# EXERCISE REQUIREMENTS
Could you write out every record below exactly, leaving out any pictures?

# GIVEN RECORDS

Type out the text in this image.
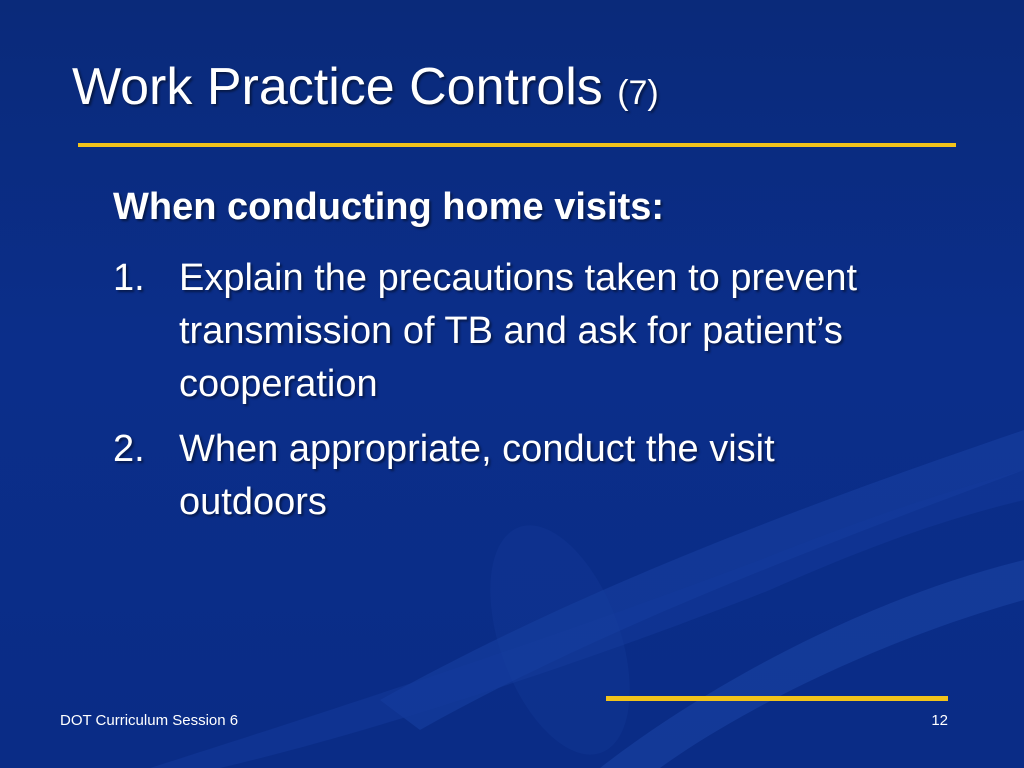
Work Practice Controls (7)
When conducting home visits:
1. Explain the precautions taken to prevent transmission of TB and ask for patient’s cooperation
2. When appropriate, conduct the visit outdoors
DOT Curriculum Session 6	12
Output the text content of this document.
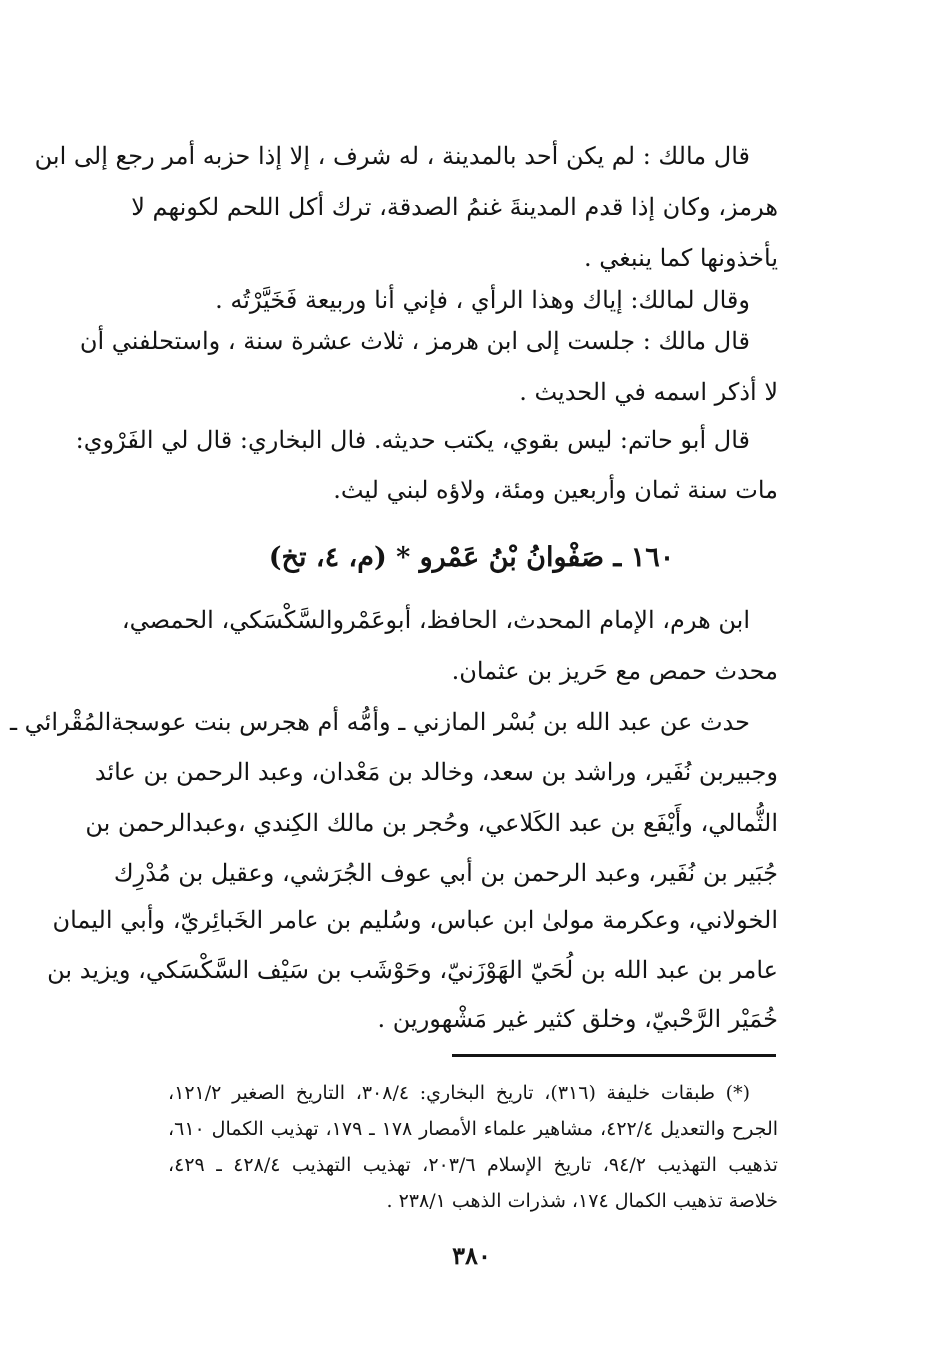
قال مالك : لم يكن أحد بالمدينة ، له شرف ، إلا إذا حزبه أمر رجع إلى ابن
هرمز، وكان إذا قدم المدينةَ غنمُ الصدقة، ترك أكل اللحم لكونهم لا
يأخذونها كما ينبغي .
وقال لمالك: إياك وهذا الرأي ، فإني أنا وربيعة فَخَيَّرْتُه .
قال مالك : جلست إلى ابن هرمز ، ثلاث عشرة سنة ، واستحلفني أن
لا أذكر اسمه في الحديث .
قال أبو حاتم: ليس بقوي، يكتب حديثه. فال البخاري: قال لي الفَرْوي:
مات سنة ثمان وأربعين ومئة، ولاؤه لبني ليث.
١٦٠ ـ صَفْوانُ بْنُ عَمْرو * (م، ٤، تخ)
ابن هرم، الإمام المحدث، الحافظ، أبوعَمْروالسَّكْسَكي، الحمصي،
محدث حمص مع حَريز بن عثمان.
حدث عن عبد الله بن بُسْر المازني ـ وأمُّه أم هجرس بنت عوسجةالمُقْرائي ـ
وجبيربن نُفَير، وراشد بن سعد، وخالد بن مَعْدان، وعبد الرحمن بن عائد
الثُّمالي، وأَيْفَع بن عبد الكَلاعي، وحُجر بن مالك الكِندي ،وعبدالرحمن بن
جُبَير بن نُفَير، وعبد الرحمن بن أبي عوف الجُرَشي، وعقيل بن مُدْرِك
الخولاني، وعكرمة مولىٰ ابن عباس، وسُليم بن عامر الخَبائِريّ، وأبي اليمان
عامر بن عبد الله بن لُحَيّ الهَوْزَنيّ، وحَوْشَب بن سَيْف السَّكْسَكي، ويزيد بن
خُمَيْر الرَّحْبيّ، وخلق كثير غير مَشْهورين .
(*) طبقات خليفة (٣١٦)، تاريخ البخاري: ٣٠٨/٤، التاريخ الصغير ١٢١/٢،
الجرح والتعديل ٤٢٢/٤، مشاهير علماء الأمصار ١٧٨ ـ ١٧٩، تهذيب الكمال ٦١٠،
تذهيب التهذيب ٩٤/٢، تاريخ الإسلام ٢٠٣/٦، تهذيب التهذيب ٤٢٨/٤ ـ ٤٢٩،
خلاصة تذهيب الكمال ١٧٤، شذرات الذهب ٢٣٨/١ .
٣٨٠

# SOLUTION
Type out the text in this image.
Work Practice Controls (7)
When conducting home visits:
1. Explain the precautions taken to prevent transmission of TB and ask for patient’s cooperation
2. When appropriate, conduct the visit outdoors
DOT Curriculum Session 6	12
Output the text content of this document.
قال مالك : لم يكن أحد بالمدينة ، له شرف ، إلا إذا حزبه أمر رجع إلى ابن
هرمز، وكان إذا قدم المدينةَ غنمُ الصدقة، ترك أكل اللحم لكونهم لا
يأخذونها كما ينبغي .
وقال لمالك: إياك وهذا الرأي ، فإني أنا وربيعة فَخَيَّرْتُه .
قال مالك : جلست إلى ابن هرمز ، ثلاث عشرة سنة ، واستحلفني أن
لا أذكر اسمه في الحديث .
قال أبو حاتم: ليس بقوي، يكتب حديثه. فال البخاري: قال لي الفَرْوي:
مات سنة ثمان وأربعين ومئة، ولاؤه لبني ليث.
١٦٠ ـ صَفْوانُ بْنُ عَمْرو * (م، ٤، تخ)
ابن هرم، الإمام المحدث، الحافظ، أبوعَمْروالسَّكْسَكي، الحمصي،
محدث حمص مع حَريز بن عثمان.
حدث عن عبد الله بن بُسْر المازني ـ وأمُّه أم هجرس بنت عوسجةالمُقْرائي ـ
وجبيربن نُفَير، وراشد بن سعد، وخالد بن مَعْدان، وعبد الرحمن بن عائد
الثُّمالي، وأَيْفَع بن عبد الكَلاعي، وحُجر بن مالك الكِندي ،وعبدالرحمن بن
جُبَير بن نُفَير، وعبد الرحمن بن أبي عوف الجُرَشي، وعقيل بن مُدْرِك
الخولاني، وعكرمة مولىٰ ابن عباس، وسُليم بن عامر الخَبائِريّ، وأبي اليمان
عامر بن عبد الله بن لُحَيّ الهَوْزَنيّ، وحَوْشَب بن سَيْف السَّكْسَكي، ويزيد بن
خُمَيْر الرَّحْبيّ، وخلق كثير غير مَشْهورين .
(*) طبقات خليفة (٣١٦)، تاريخ البخاري: ٣٠٨/٤، التاريخ الصغير ١٢١/٢،
الجرح والتعديل ٤٢٢/٤، مشاهير علماء الأمصار ١٧٨ ـ ١٧٩، تهذيب الكمال ٦١٠،
تذهيب التهذيب ٩٤/٢، تاريخ الإسلام ٢٠٣/٦، تهذيب التهذيب ٤٢٨/٤ ـ ٤٢٩،
خلاصة تذهيب الكمال ١٧٤، شذرات الذهب ٢٣٨/١ .
٣٨٠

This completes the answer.